### Exercise details:
Read the listing below and copy out every line that holds "vizsgafeladat".

*** Listed records ***

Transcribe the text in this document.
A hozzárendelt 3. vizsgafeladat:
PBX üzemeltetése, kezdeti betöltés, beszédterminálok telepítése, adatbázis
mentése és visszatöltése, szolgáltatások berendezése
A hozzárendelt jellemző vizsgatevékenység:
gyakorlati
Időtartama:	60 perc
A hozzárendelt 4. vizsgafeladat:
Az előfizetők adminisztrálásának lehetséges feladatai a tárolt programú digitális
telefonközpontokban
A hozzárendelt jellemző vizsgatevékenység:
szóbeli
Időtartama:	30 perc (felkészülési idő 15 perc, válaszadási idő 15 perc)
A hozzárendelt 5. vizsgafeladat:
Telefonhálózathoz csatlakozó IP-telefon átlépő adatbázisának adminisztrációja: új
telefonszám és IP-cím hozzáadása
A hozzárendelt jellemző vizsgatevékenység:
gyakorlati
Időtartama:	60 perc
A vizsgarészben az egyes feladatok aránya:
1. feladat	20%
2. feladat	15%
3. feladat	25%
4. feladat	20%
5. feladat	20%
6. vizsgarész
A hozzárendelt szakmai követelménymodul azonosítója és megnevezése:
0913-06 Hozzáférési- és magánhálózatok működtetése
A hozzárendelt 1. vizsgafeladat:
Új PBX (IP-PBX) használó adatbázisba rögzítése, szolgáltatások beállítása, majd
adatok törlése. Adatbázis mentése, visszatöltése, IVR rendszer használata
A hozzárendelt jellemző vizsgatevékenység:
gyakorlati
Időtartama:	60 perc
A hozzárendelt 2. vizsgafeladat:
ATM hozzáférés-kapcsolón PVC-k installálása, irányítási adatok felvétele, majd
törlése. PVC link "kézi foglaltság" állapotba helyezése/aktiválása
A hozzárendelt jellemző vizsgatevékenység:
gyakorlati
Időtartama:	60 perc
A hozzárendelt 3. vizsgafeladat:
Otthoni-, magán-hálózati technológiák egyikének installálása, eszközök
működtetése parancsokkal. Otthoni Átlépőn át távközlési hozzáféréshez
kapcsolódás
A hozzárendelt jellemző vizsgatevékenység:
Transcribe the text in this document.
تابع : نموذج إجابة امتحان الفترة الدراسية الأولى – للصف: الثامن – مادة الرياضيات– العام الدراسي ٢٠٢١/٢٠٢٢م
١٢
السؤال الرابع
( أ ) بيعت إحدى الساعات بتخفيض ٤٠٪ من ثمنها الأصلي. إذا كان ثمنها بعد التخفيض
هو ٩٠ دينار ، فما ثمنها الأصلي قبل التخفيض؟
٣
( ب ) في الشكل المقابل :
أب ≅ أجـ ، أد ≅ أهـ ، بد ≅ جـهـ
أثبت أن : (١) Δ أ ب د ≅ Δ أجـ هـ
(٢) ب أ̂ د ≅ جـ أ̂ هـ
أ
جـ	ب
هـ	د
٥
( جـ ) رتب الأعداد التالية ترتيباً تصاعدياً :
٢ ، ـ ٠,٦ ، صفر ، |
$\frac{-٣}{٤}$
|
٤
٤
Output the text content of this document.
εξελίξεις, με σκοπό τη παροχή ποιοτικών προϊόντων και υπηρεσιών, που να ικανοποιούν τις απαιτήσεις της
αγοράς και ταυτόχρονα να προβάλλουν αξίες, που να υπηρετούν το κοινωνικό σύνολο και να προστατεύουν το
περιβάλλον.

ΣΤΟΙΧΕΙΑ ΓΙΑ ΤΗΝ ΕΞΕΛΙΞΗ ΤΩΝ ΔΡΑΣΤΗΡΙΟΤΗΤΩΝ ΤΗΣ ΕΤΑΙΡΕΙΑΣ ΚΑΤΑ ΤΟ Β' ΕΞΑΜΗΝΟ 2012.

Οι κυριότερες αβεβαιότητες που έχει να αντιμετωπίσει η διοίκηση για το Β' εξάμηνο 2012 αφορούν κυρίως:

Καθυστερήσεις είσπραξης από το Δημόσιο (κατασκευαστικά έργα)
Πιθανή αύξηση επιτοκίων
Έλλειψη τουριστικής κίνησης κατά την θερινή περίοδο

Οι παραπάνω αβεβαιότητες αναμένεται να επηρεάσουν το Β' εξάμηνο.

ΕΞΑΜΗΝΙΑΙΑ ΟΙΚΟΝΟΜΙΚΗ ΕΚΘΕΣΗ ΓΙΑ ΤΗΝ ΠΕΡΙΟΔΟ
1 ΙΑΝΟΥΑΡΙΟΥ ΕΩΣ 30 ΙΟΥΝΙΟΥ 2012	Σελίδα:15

***

### Exercise solution:
A hozzárendelt 3. vizsgafeladat:
A hozzárendelt 4. vizsgafeladat:
A hozzárendelt 5. vizsgafeladat:
A hozzárendelt 1. vizsgafeladat:
A hozzárendelt 2. vizsgafeladat:
A hozzárendelt 3. vizsgafeladat:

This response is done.